Gather up every line that includes the string "indigenous".

————————

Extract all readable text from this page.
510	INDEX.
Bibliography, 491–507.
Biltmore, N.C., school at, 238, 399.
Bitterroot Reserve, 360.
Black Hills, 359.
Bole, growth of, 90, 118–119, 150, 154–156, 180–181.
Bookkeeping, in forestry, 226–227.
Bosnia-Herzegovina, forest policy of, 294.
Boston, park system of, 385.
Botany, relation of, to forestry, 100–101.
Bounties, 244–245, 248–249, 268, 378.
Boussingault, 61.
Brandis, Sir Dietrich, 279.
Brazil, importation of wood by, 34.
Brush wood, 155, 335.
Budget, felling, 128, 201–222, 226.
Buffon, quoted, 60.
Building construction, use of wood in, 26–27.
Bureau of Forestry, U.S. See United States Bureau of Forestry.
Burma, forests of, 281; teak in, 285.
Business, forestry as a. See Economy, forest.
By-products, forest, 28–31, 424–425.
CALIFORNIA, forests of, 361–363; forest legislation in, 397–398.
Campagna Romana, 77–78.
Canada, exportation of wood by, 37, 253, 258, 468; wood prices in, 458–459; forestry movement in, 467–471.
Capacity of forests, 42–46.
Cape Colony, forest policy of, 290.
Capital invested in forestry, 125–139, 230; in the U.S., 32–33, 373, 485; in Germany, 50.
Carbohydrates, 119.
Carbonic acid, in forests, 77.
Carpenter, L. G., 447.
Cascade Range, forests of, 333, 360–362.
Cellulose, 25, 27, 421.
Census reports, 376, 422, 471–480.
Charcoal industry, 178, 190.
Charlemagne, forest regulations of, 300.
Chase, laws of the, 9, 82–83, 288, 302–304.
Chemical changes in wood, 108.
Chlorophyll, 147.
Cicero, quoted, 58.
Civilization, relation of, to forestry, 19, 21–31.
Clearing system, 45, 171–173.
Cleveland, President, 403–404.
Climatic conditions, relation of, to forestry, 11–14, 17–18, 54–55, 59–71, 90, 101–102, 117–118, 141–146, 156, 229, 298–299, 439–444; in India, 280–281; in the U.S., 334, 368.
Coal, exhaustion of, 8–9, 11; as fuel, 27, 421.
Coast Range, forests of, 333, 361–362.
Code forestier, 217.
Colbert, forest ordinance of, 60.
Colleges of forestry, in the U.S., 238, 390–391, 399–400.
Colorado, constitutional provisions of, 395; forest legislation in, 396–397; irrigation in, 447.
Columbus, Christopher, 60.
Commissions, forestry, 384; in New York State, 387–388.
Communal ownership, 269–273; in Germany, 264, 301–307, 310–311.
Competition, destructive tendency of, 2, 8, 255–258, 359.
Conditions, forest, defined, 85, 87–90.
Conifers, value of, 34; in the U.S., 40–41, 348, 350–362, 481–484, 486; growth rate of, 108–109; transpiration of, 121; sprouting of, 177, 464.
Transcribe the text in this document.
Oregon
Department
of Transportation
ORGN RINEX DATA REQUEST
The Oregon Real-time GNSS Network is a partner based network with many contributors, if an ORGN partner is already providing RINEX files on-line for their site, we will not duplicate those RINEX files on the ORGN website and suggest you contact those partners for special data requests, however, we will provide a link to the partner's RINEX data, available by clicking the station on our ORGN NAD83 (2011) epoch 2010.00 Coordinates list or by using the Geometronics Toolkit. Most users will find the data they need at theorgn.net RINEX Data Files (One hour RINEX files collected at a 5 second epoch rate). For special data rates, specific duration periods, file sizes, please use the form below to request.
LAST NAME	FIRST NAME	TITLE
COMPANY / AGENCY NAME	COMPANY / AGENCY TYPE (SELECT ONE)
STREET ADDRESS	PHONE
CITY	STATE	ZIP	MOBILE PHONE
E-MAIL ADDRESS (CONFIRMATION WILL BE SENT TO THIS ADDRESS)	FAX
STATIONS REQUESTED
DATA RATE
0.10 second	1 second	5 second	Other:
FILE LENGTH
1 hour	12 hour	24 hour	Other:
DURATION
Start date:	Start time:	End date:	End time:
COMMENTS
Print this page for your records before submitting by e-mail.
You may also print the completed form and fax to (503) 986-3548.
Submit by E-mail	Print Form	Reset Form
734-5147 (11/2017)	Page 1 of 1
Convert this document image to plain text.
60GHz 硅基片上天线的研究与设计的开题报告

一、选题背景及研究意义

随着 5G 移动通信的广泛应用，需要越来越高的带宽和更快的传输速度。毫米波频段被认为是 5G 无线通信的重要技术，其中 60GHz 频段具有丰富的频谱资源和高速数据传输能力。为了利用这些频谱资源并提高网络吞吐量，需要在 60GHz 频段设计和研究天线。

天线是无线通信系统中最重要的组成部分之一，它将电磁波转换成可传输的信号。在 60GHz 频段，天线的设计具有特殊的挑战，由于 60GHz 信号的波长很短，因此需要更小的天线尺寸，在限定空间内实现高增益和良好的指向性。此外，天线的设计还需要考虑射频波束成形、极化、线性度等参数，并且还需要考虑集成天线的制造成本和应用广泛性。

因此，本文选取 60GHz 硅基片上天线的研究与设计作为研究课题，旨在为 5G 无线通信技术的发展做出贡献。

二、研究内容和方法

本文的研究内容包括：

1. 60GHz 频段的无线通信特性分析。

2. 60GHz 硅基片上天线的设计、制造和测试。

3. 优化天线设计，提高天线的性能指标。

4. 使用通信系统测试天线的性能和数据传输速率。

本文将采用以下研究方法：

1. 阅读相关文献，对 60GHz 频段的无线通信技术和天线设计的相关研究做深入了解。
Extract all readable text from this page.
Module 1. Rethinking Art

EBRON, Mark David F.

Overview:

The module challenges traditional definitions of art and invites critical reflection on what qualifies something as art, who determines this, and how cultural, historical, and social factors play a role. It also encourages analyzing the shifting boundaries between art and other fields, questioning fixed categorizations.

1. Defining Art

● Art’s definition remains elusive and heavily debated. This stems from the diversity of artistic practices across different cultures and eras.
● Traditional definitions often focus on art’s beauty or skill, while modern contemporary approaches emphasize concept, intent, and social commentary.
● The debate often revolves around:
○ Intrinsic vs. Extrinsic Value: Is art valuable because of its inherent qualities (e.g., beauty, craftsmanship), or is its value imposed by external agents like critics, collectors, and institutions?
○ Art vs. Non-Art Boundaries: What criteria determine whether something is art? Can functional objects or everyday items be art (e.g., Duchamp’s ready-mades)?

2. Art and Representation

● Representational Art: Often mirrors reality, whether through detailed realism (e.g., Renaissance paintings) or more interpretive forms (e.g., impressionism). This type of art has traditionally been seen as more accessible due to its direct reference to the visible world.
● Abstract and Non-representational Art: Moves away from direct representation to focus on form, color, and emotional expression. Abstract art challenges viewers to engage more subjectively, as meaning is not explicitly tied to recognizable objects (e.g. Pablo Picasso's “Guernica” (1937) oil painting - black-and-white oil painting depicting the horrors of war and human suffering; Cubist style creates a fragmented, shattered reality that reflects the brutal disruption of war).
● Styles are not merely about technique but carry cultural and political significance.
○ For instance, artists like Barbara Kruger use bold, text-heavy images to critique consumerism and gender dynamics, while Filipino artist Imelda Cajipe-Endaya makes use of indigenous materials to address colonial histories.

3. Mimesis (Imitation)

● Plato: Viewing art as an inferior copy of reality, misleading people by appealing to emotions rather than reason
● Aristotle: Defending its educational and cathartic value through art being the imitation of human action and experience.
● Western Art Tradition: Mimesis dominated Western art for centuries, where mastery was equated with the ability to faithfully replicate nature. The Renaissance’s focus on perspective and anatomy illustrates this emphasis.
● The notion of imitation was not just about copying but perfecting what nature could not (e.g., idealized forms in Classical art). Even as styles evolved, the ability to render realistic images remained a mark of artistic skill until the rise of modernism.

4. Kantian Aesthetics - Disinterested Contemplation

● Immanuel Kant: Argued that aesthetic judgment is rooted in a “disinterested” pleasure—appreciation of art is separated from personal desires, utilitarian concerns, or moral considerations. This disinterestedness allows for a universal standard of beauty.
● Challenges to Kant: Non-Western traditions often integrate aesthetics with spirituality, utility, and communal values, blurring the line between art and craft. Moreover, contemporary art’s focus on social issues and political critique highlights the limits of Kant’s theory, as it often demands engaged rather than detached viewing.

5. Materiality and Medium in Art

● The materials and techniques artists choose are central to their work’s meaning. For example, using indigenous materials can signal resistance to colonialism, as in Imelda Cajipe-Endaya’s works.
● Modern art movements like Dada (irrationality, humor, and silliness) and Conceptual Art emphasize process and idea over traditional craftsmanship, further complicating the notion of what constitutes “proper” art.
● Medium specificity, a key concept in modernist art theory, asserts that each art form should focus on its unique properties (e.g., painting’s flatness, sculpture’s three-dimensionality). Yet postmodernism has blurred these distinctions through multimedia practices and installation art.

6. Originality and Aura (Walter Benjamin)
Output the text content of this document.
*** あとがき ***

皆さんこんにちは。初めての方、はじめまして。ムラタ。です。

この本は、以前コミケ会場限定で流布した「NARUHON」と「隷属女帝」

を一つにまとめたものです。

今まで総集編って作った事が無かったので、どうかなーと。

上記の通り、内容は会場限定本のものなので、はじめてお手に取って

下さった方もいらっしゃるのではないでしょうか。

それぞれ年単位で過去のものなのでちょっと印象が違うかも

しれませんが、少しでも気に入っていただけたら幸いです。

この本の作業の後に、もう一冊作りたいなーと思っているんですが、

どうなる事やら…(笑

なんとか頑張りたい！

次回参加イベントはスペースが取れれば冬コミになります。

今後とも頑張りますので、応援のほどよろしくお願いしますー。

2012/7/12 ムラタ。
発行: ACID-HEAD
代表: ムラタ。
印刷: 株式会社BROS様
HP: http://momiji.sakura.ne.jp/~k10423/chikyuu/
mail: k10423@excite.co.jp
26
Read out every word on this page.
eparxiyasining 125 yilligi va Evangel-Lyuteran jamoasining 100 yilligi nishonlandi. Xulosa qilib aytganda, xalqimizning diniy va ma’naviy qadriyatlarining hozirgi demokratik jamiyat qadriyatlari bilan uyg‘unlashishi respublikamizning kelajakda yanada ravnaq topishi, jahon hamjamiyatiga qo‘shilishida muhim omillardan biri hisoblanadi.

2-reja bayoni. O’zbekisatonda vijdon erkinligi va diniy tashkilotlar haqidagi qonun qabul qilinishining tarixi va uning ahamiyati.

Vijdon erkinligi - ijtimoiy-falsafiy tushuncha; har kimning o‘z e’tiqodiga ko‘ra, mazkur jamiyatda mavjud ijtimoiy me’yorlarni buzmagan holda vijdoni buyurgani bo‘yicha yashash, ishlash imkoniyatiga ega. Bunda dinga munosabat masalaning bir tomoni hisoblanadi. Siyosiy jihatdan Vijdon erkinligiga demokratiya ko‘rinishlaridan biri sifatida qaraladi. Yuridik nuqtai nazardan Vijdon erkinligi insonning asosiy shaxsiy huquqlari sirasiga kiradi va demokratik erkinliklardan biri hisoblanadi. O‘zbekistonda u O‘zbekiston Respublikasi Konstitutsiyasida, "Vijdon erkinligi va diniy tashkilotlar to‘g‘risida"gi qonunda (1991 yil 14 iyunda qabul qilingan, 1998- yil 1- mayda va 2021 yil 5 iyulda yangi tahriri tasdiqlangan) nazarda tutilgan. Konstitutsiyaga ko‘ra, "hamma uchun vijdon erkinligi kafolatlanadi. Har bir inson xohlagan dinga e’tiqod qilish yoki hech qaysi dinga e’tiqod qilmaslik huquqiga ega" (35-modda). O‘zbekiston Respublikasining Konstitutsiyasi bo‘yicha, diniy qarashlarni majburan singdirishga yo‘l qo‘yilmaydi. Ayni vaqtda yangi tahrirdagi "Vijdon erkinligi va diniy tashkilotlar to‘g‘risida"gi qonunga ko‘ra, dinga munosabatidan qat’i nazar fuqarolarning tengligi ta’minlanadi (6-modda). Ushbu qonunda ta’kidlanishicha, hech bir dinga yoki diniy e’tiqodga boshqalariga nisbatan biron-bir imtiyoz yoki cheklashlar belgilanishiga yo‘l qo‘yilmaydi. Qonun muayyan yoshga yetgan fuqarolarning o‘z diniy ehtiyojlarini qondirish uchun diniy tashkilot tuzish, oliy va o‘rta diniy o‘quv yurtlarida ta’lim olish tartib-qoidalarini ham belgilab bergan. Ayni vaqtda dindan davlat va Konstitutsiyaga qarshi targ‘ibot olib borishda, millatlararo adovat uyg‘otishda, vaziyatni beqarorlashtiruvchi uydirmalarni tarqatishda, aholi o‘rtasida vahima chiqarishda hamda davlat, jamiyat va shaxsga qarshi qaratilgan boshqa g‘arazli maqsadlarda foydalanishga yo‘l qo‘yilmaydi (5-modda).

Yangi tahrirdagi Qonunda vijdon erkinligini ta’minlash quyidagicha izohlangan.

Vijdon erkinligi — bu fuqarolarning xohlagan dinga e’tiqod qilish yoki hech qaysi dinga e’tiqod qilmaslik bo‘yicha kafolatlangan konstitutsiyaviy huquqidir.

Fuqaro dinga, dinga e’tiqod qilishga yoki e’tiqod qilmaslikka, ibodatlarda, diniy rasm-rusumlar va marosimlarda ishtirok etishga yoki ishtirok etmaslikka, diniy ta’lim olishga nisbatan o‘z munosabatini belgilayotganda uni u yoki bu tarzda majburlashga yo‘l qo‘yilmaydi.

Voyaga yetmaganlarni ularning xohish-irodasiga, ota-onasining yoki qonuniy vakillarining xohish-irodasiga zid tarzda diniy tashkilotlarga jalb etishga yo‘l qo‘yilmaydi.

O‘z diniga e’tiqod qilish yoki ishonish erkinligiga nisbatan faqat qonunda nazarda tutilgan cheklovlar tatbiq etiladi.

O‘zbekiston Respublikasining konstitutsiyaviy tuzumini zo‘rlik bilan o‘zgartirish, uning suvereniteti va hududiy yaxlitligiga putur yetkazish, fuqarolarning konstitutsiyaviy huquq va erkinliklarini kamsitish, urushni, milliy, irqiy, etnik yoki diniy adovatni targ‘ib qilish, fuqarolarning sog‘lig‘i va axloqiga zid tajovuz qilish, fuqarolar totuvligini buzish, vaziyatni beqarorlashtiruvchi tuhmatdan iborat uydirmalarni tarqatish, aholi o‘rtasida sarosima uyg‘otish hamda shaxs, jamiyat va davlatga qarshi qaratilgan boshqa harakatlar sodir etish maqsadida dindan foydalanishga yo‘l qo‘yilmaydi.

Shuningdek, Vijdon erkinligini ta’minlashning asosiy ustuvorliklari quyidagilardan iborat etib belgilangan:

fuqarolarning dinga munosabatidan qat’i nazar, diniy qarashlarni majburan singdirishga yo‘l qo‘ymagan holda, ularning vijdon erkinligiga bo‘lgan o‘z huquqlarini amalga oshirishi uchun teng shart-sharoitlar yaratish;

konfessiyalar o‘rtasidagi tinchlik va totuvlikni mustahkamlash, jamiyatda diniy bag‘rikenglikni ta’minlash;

————————

Final result -
○ For instance, artists like Barbara Kruger use bold, text-heavy images to critique consumerism and gender dynamics, while Filipino artist Imelda Cajipe-Endaya makes use of indigenous materials to address colonial histories.
● The materials and techniques artists choose are central to their work’s meaning. For example, using indigenous materials can signal resistance to colonialism, as in Imelda Cajipe-Endaya’s works.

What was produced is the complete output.